_REQUIREMENTS_. Looking at the data below, count the lines that contain the string "файлов". Write only the total.

_EXERCISE MATERIALS_.
☆ ☆ ☆ ☆ ☆
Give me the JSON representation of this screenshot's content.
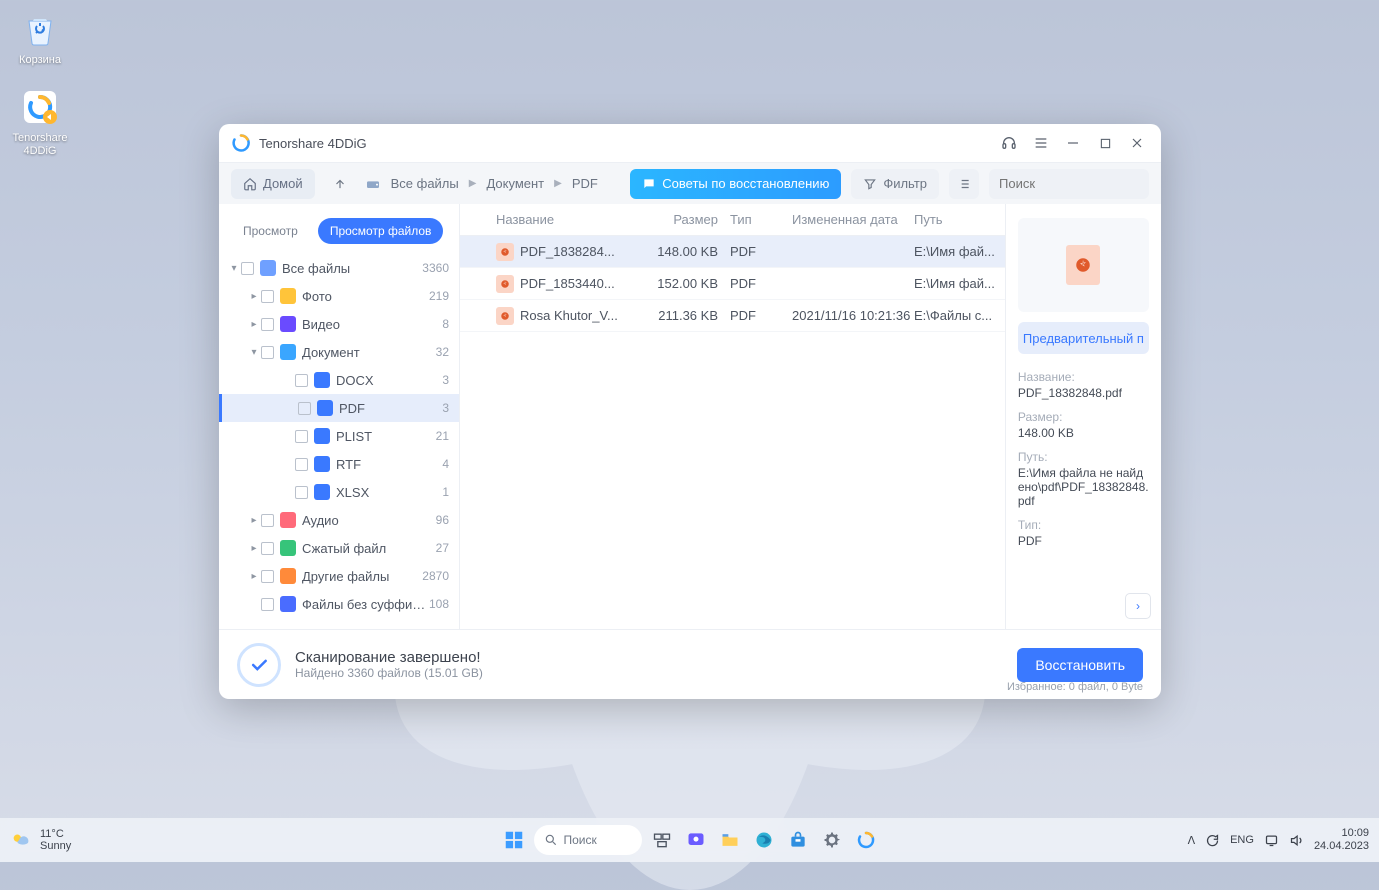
{
  "desktop": {
    "recycle": "Корзина",
    "app": "Tenorshare 4DDiG"
  },
  "window": {
    "title": "Tenorshare 4DDiG",
    "home": "Домой",
    "breadcrumb": [
      "Все файлы",
      "Документ",
      "PDF"
    ],
    "tips": "Советы по восстановлению",
    "filter": "Фильтр",
    "search_ph": "Поиск"
  },
  "tabs": {
    "preview": "Просмотр",
    "files": "Просмотр файлов"
  },
  "tree": [
    {
      "lvl": 0,
      "caret": "▾",
      "icon": "#6fa0ff",
      "label": "Все файлы",
      "count": "3360"
    },
    {
      "lvl": 1,
      "caret": "▸",
      "icon": "#ffc43a",
      "label": "Фото",
      "count": "219"
    },
    {
      "lvl": 1,
      "caret": "▸",
      "icon": "#6a4bff",
      "label": "Видео",
      "count": "8"
    },
    {
      "lvl": 1,
      "caret": "▾",
      "icon": "#3aa6ff",
      "label": "Документ",
      "count": "32"
    },
    {
      "lvl": 2,
      "icon": "#3a79ff",
      "label": "DOCX",
      "count": "3"
    },
    {
      "lvl": 2,
      "icon": "#3a79ff",
      "label": "PDF",
      "count": "3",
      "sel": true
    },
    {
      "lvl": 2,
      "icon": "#3a79ff",
      "label": "PLIST",
      "count": "21"
    },
    {
      "lvl": 2,
      "icon": "#3a79ff",
      "label": "RTF",
      "count": "4"
    },
    {
      "lvl": 2,
      "icon": "#3a79ff",
      "label": "XLSX",
      "count": "1"
    },
    {
      "lvl": 1,
      "caret": "▸",
      "icon": "#ff6a7a",
      "label": "Аудио",
      "count": "96"
    },
    {
      "lvl": 1,
      "caret": "▸",
      "icon": "#36c47a",
      "label": "Сжатый файл",
      "count": "27"
    },
    {
      "lvl": 1,
      "caret": "▸",
      "icon": "#ff8a3a",
      "label": "Другие файлы",
      "count": "2870"
    },
    {
      "lvl": 1,
      "icon": "#4a6cff",
      "label": "Файлы без суффикса",
      "count": "108"
    }
  ],
  "table": {
    "headers": {
      "name": "Название",
      "size": "Размер",
      "type": "Тип",
      "date": "Измененная дата",
      "path": "Путь"
    },
    "rows": [
      {
        "name": "PDF_1838284...",
        "size": "148.00 KB",
        "type": "PDF",
        "date": "",
        "path": "E:\\Имя фай...",
        "sel": true
      },
      {
        "name": "PDF_1853440...",
        "size": "152.00 KB",
        "type": "PDF",
        "date": "",
        "path": "E:\\Имя фай..."
      },
      {
        "name": "Rosa Khutor_V...",
        "size": "211.36 KB",
        "type": "PDF",
        "date": "2021/11/16 10:21:36",
        "path": "E:\\Файлы с..."
      }
    ]
  },
  "panel": {
    "preview_btn": "Предварительный п",
    "name_l": "Название:",
    "name_v": "PDF_18382848.pdf",
    "size_l": "Размер:",
    "size_v": "148.00 KB",
    "path_l": "Путь:",
    "path_v": "E:\\Имя файла не найдено\\pdf\\PDF_18382848.pdf",
    "type_l": "Тип:",
    "type_v": "PDF"
  },
  "footer": {
    "title": "Сканирование завершено!",
    "sub": "Найдено 3360 файлов (15.01 GB)",
    "recover": "Восстановить",
    "selected": "Избранное: 0 файл, 0 Byte"
  },
  "taskbar": {
    "temp": "11°C",
    "cond": "Sunny",
    "search": "Поиск",
    "lang": "ENG",
    "time": "10:09",
    "date": "24.04.2023"
  }
}
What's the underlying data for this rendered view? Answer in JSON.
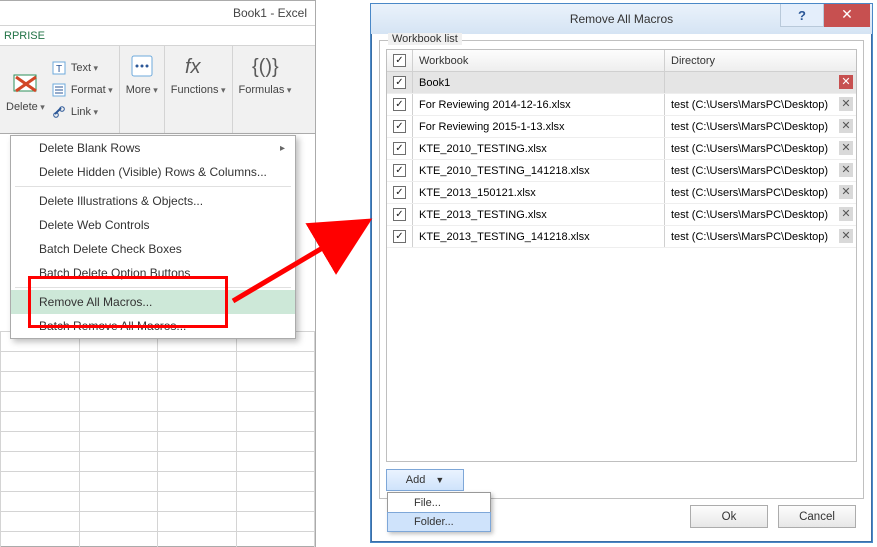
{
  "excel": {
    "title": "Book1 - Excel",
    "tab_label": "RPRISE",
    "ribbon": {
      "delete_label": "Delete",
      "text_label": "Text",
      "format_label": "Format",
      "link_label": "Link",
      "more_label": "More",
      "functions_label": "Functions",
      "formulas_label": "Formulas"
    },
    "menu": {
      "items": [
        {
          "label": "Delete Blank Rows",
          "sub": true
        },
        {
          "label": "Delete Hidden (Visible) Rows & Columns..."
        },
        {
          "label": "Delete Illustrations & Objects..."
        },
        {
          "label": "Delete Web Controls"
        },
        {
          "label": "Batch Delete Check Boxes"
        },
        {
          "label": "Batch Delete Option Buttons"
        },
        {
          "label": "Remove All Macros...",
          "hover": true
        },
        {
          "label": "Batch Remove All Macros..."
        }
      ]
    }
  },
  "dialog": {
    "title": "Remove All Macros",
    "help_glyph": "?",
    "close_glyph": "✕",
    "group_legend": "Workbook list",
    "columns": {
      "workbook": "Workbook",
      "directory": "Directory"
    },
    "rows": [
      {
        "workbook": "Book1",
        "directory": "",
        "selected": true,
        "danger": true
      },
      {
        "workbook": "For Reviewing 2014-12-16.xlsx",
        "directory": "test (C:\\Users\\MarsPC\\Desktop)"
      },
      {
        "workbook": "For Reviewing 2015-1-13.xlsx",
        "directory": "test (C:\\Users\\MarsPC\\Desktop)"
      },
      {
        "workbook": "KTE_2010_TESTING.xlsx",
        "directory": "test (C:\\Users\\MarsPC\\Desktop)"
      },
      {
        "workbook": "KTE_2010_TESTING_141218.xlsx",
        "directory": "test (C:\\Users\\MarsPC\\Desktop)"
      },
      {
        "workbook": "KTE_2013_150121.xlsx",
        "directory": "test (C:\\Users\\MarsPC\\Desktop)"
      },
      {
        "workbook": "KTE_2013_TESTING.xlsx",
        "directory": "test (C:\\Users\\MarsPC\\Desktop)"
      },
      {
        "workbook": "KTE_2013_TESTING_141218.xlsx",
        "directory": "test (C:\\Users\\MarsPC\\Desktop)"
      }
    ],
    "add_label": "Add",
    "add_menu": {
      "file": "File...",
      "folder": "Folder..."
    },
    "ok_label": "Ok",
    "cancel_label": "Cancel"
  }
}
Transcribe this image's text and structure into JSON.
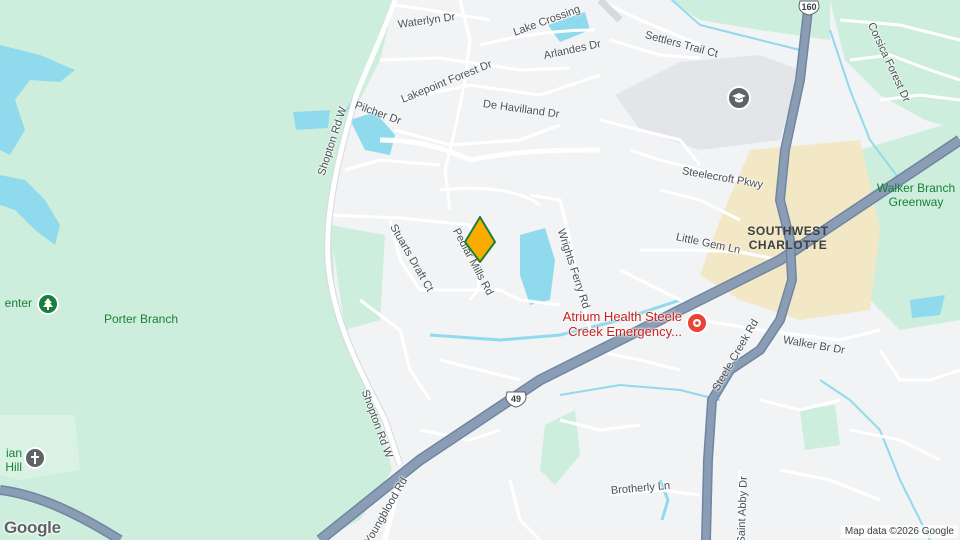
{
  "map": {
    "colors": {
      "land": "#f1f3f4",
      "park": "#cdeedc",
      "park_dark": "#bfe8cf",
      "water": "#90daee",
      "highway": "#8a9db5",
      "highway_edge": "#6f86a3",
      "road": "#ffffff",
      "road_edge": "#d6dadf",
      "commercial": "#f3e8c6",
      "campus": "#e3e5e8",
      "pin_fill": "#f9ab00",
      "pin_stroke": "#1e7f3a",
      "hospital": "#ea4335",
      "park_icon": "#188038"
    },
    "streets": {
      "waterlyn": "Waterlyn Dr",
      "lake_crossing": "Lake Crossing",
      "arlandes": "Arlandes Dr",
      "settlers_trail": "Settlers Trail Ct",
      "corsica_forest": "Corsica Forest Dr",
      "lakepoint_forest": "Lakepoint Forest Dr",
      "pilcher": "Pilcher Dr",
      "shopton_north": "Shopton Rd W",
      "de_havilland": "De Havilland Dr",
      "steelecroft": "Steelecroft Pkwy",
      "stuarts_draft": "Stuarts Draft Ct",
      "pedlar_mills": "Pedlar Mills Rd",
      "wrights_ferry": "Wrights Ferry Rd",
      "little_gem": "Little Gem Ln",
      "steele_creek": "Steele Creek Rd",
      "walker_br": "Walker Br Dr",
      "shopton_south": "Shopton Rd W",
      "brotherly": "Brotherly Ln",
      "youngblood": "Youngblood Rd",
      "saint_abby": "Saint Abby Dr"
    },
    "areas": {
      "southwest_charlotte": "SOUTHWEST\nCHARLOTTE",
      "walker_branch_greenway": "Walker Branch\nGreenway",
      "porter_branch": "Porter Branch",
      "center_partial": "enter",
      "hill_partial": "ian\nHill"
    },
    "pois": {
      "hospital": "Atrium Health Steele\nCreek Emergency..."
    },
    "shields": {
      "route_160": "160",
      "route_49": "49"
    },
    "icons": {
      "campus": "graduation-cap-icon",
      "park": "tree-icon",
      "church": "cross-icon",
      "hospital": "hospital-pin-icon",
      "selected": "location-pin-icon"
    },
    "logo": "Google",
    "attribution": "Map data ©2026 Google"
  }
}
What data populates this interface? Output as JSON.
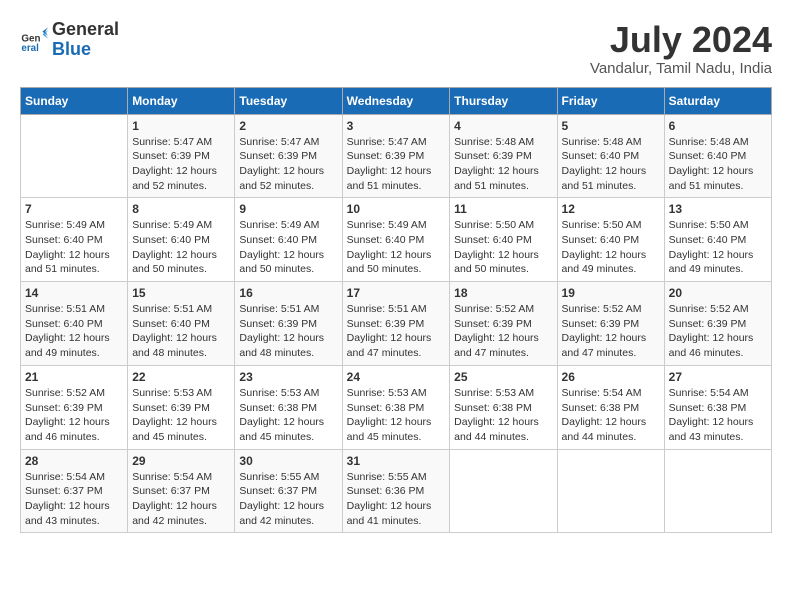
{
  "logo": {
    "line1": "General",
    "line2": "Blue"
  },
  "title": "July 2024",
  "subtitle": "Vandalur, Tamil Nadu, India",
  "headers": [
    "Sunday",
    "Monday",
    "Tuesday",
    "Wednesday",
    "Thursday",
    "Friday",
    "Saturday"
  ],
  "weeks": [
    [
      {
        "day": "",
        "info": ""
      },
      {
        "day": "1",
        "info": "Sunrise: 5:47 AM\nSunset: 6:39 PM\nDaylight: 12 hours\nand 52 minutes."
      },
      {
        "day": "2",
        "info": "Sunrise: 5:47 AM\nSunset: 6:39 PM\nDaylight: 12 hours\nand 52 minutes."
      },
      {
        "day": "3",
        "info": "Sunrise: 5:47 AM\nSunset: 6:39 PM\nDaylight: 12 hours\nand 51 minutes."
      },
      {
        "day": "4",
        "info": "Sunrise: 5:48 AM\nSunset: 6:39 PM\nDaylight: 12 hours\nand 51 minutes."
      },
      {
        "day": "5",
        "info": "Sunrise: 5:48 AM\nSunset: 6:40 PM\nDaylight: 12 hours\nand 51 minutes."
      },
      {
        "day": "6",
        "info": "Sunrise: 5:48 AM\nSunset: 6:40 PM\nDaylight: 12 hours\nand 51 minutes."
      }
    ],
    [
      {
        "day": "7",
        "info": "Sunrise: 5:49 AM\nSunset: 6:40 PM\nDaylight: 12 hours\nand 51 minutes."
      },
      {
        "day": "8",
        "info": "Sunrise: 5:49 AM\nSunset: 6:40 PM\nDaylight: 12 hours\nand 50 minutes."
      },
      {
        "day": "9",
        "info": "Sunrise: 5:49 AM\nSunset: 6:40 PM\nDaylight: 12 hours\nand 50 minutes."
      },
      {
        "day": "10",
        "info": "Sunrise: 5:49 AM\nSunset: 6:40 PM\nDaylight: 12 hours\nand 50 minutes."
      },
      {
        "day": "11",
        "info": "Sunrise: 5:50 AM\nSunset: 6:40 PM\nDaylight: 12 hours\nand 50 minutes."
      },
      {
        "day": "12",
        "info": "Sunrise: 5:50 AM\nSunset: 6:40 PM\nDaylight: 12 hours\nand 49 minutes."
      },
      {
        "day": "13",
        "info": "Sunrise: 5:50 AM\nSunset: 6:40 PM\nDaylight: 12 hours\nand 49 minutes."
      }
    ],
    [
      {
        "day": "14",
        "info": "Sunrise: 5:51 AM\nSunset: 6:40 PM\nDaylight: 12 hours\nand 49 minutes."
      },
      {
        "day": "15",
        "info": "Sunrise: 5:51 AM\nSunset: 6:40 PM\nDaylight: 12 hours\nand 48 minutes."
      },
      {
        "day": "16",
        "info": "Sunrise: 5:51 AM\nSunset: 6:39 PM\nDaylight: 12 hours\nand 48 minutes."
      },
      {
        "day": "17",
        "info": "Sunrise: 5:51 AM\nSunset: 6:39 PM\nDaylight: 12 hours\nand 47 minutes."
      },
      {
        "day": "18",
        "info": "Sunrise: 5:52 AM\nSunset: 6:39 PM\nDaylight: 12 hours\nand 47 minutes."
      },
      {
        "day": "19",
        "info": "Sunrise: 5:52 AM\nSunset: 6:39 PM\nDaylight: 12 hours\nand 47 minutes."
      },
      {
        "day": "20",
        "info": "Sunrise: 5:52 AM\nSunset: 6:39 PM\nDaylight: 12 hours\nand 46 minutes."
      }
    ],
    [
      {
        "day": "21",
        "info": "Sunrise: 5:52 AM\nSunset: 6:39 PM\nDaylight: 12 hours\nand 46 minutes."
      },
      {
        "day": "22",
        "info": "Sunrise: 5:53 AM\nSunset: 6:39 PM\nDaylight: 12 hours\nand 45 minutes."
      },
      {
        "day": "23",
        "info": "Sunrise: 5:53 AM\nSunset: 6:38 PM\nDaylight: 12 hours\nand 45 minutes."
      },
      {
        "day": "24",
        "info": "Sunrise: 5:53 AM\nSunset: 6:38 PM\nDaylight: 12 hours\nand 45 minutes."
      },
      {
        "day": "25",
        "info": "Sunrise: 5:53 AM\nSunset: 6:38 PM\nDaylight: 12 hours\nand 44 minutes."
      },
      {
        "day": "26",
        "info": "Sunrise: 5:54 AM\nSunset: 6:38 PM\nDaylight: 12 hours\nand 44 minutes."
      },
      {
        "day": "27",
        "info": "Sunrise: 5:54 AM\nSunset: 6:38 PM\nDaylight: 12 hours\nand 43 minutes."
      }
    ],
    [
      {
        "day": "28",
        "info": "Sunrise: 5:54 AM\nSunset: 6:37 PM\nDaylight: 12 hours\nand 43 minutes."
      },
      {
        "day": "29",
        "info": "Sunrise: 5:54 AM\nSunset: 6:37 PM\nDaylight: 12 hours\nand 42 minutes."
      },
      {
        "day": "30",
        "info": "Sunrise: 5:55 AM\nSunset: 6:37 PM\nDaylight: 12 hours\nand 42 minutes."
      },
      {
        "day": "31",
        "info": "Sunrise: 5:55 AM\nSunset: 6:36 PM\nDaylight: 12 hours\nand 41 minutes."
      },
      {
        "day": "",
        "info": ""
      },
      {
        "day": "",
        "info": ""
      },
      {
        "day": "",
        "info": ""
      }
    ]
  ]
}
☆ ☆ ☆ ☆ ☆
_RIGHT ANSWER_. 2